PASSAGE TO READ
Three finite element models (FEM-T0, FEM-T1 and FEM-T2) were created to replicate the experimental fatigue test setup detailed above (Fig 2A and 2B); (i) screw fully inserted (FEM-T0), (ii) one screw thread visible (FEM-T1), and (iii) two screw threads visible (FEM-T2). Similarly, the FE models used the same boundary and loading conditions as the experimental setup. The pedicle screws, rods and UHMWPE test blocks were assumed to be linearly elastic. The material properties of the all components were assigned from literature, as detailed in Table 1. The rod component was discretized using eight-node hexahedral elements, and the screw tulip and body components were meshed using a four-node tetrahedral mesh. The interfaces at the screw-to-rod and screw-to-block were bonded [20,21]. Vertical load was applied to an analytically rigid surface inserted within the horizontal hole of the UHMWPE test block. This rigid surface was assumed to have a frictionless contact with the test block. ANSYS 16.0 (ANSYS Inc., USA) was used for all meshing and simulations. The von Mises stress on the screws and rods, and the stiffness of each test block were recorded. Mesh convergence was determined from the von Mises stress on the screws and on the rods. The convergence criterion used was a change of < 2%, under a loading of 170 N vertical load. The final model had 64,148 elements in each rod, 154,564 elements in each polyaxial screw (34,328 and 150,236 for its head and body, respectively); the element number of each UHMWPE block in FEM-T0, FEM-T1 and FEM-T2 were 61,059, 58,464 and 55,832, respectively.

Fig. 2.
(a) Finite element model in accordance with ASTM F1717 standard configuration. (b) Pedicle screw fully inserted (unsupported screw length = 3.6 mm) (FME-T0), Pedicle screw inserted leaving one thread exposed (unsupported screw length = 5.6) (EXP-T1), Pedicle screw inserted leaving two threads exposed (unsupported screw length = 7.6 mm) (FEM-T2). (c) The axial displacement and load curve of experimental data and finite element models.
Tab. 1. Material properties of finite element models.
Material properties of finite element models.

The model was validated by demonstrating that the stiffness of entire model (31.95 N/mm) was within the range of experimental data (31.84~32.48 N/mm) as shown in Fig 2C.

Results

Dynamic compression bending test

The results of the dynamic compression bending test showed that the EXP-T0 group had a fatigue strength of 190 N, while both the EXP-T1 and EXP-T2 groups had a fatigue strength of 170 N (Table 2). The implants failed through fracture of the pedicle screw at the point where they entered the UHMWPE block (Fig 3). With a maximum load of 190 N, the EXP-T1 group was able to withstand 3,681,859 cycles on average, which was over 3 times that of the EXP-T2 group (1,032,300 cycles on average).

Fig. 3. Pedicle screw fracture at the insertion point in the UHMWPE test block.
Pedicle screw fracture at the insertion point in the UHMWPE test block.
Tab. 2. Results of dynamic compression bending test.
Results of dynamic compression bending test.

INFORMATION PROVIDED

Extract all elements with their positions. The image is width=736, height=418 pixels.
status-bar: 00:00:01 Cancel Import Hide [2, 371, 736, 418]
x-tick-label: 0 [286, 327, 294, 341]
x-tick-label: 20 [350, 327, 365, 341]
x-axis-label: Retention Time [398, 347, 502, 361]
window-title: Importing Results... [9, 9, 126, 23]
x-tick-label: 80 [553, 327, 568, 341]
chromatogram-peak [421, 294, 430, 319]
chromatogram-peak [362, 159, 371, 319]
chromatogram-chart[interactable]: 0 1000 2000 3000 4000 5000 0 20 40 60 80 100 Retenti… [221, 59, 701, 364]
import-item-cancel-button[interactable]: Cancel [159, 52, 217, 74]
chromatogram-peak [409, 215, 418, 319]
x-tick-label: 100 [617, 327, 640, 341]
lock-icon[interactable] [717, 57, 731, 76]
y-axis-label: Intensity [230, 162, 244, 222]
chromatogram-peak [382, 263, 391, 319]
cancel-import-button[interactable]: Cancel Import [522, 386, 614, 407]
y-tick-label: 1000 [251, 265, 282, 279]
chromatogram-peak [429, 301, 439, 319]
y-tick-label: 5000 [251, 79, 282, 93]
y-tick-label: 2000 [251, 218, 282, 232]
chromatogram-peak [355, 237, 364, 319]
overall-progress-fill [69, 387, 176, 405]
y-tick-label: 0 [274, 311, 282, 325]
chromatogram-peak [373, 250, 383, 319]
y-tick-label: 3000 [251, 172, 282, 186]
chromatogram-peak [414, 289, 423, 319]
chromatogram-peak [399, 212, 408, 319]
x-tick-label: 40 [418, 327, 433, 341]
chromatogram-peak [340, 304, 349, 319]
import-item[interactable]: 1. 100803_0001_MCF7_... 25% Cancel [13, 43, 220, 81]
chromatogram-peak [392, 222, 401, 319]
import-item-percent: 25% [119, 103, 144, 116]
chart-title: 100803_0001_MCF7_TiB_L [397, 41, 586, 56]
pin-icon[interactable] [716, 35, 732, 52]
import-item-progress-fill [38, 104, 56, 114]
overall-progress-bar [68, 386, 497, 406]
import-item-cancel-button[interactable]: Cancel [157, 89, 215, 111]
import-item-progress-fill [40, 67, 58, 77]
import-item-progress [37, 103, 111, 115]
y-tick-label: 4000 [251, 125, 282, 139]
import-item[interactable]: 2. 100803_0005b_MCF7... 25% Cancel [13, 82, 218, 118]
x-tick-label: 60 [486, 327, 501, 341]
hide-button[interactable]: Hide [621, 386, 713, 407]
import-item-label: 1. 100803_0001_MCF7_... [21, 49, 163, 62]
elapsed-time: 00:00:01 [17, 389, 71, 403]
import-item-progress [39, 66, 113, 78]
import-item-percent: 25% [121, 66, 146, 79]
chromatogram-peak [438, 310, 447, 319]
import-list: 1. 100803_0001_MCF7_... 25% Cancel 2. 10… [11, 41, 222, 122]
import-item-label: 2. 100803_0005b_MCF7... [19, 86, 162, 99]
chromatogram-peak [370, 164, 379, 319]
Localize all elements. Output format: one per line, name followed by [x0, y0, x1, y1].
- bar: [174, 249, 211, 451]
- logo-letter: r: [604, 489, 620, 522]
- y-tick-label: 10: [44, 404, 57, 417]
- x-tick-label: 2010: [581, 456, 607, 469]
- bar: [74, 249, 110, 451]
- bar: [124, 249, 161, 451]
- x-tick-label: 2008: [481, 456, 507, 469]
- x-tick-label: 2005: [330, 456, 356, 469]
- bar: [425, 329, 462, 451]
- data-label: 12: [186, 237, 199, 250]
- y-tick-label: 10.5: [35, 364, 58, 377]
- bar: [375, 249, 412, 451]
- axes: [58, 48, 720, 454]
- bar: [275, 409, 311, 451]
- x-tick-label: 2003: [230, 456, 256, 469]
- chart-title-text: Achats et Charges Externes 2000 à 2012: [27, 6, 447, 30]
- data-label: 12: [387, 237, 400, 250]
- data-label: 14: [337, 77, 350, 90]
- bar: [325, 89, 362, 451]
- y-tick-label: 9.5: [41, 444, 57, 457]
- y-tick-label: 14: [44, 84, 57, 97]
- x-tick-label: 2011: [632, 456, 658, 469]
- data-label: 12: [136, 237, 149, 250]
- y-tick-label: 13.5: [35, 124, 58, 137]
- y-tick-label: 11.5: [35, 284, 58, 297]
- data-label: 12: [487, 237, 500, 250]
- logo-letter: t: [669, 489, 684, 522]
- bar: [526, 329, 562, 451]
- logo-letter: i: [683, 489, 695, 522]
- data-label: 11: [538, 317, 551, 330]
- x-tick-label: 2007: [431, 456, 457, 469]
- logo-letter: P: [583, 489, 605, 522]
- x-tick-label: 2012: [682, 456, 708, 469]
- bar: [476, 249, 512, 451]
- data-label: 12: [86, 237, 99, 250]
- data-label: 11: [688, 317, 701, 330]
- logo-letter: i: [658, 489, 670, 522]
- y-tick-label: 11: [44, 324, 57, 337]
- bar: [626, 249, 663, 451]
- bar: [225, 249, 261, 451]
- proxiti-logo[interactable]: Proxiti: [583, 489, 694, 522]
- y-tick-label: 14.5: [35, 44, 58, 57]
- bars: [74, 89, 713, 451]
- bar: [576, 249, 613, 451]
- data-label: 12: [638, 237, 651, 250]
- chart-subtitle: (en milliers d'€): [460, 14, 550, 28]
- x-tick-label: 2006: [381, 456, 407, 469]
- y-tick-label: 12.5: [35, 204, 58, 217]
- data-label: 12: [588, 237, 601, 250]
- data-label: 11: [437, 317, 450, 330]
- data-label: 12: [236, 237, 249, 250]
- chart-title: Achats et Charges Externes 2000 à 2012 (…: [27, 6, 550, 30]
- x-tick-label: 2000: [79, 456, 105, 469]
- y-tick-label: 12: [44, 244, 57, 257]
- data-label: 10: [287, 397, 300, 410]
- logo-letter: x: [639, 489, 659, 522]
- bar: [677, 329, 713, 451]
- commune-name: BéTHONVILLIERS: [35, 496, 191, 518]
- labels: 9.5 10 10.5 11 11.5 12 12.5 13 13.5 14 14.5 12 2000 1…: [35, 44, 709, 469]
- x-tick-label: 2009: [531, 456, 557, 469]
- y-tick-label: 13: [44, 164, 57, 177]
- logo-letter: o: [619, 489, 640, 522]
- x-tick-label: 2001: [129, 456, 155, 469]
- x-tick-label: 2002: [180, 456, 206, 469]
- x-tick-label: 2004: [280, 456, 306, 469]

EXERCISE REQUIREMENTS
A: In the pedicle screw passage, what software was used for all meshing and simulations?
B: Quote everything in the pedicle screw passage from "The results of" down to "2. Results of dynamic compression bending test.".
You won't need the data for this.

YOUR WRITTEN ANSWERS
A: ANSYS 16.0 (ANSYS Inc., USA).

B:
The results of the dynamic compression bending test showed that the EXP-T0 group had a fatigue strength of 190 N, while both the EXP-T1 and EXP-T2 groups had a fatigue strength of 170 N (Table 2). The implants failed through fracture of the pedicle screw at the point where they entered the UHMWPE block (Fig 3). With a maximum load of 190 N, the EXP-T1 group was able to withstand 3,681,859 cycles on average, which was over 3 times that of the EXP-T2 group (1,032,300 cycles on average).

Fig. 3. Pedicle screw fracture at the insertion point in the UHMWPE test block.
Pedicle screw fracture at the insertion point in the UHMWPE test block.
Tab. 2. Results of dynamic compression bending test.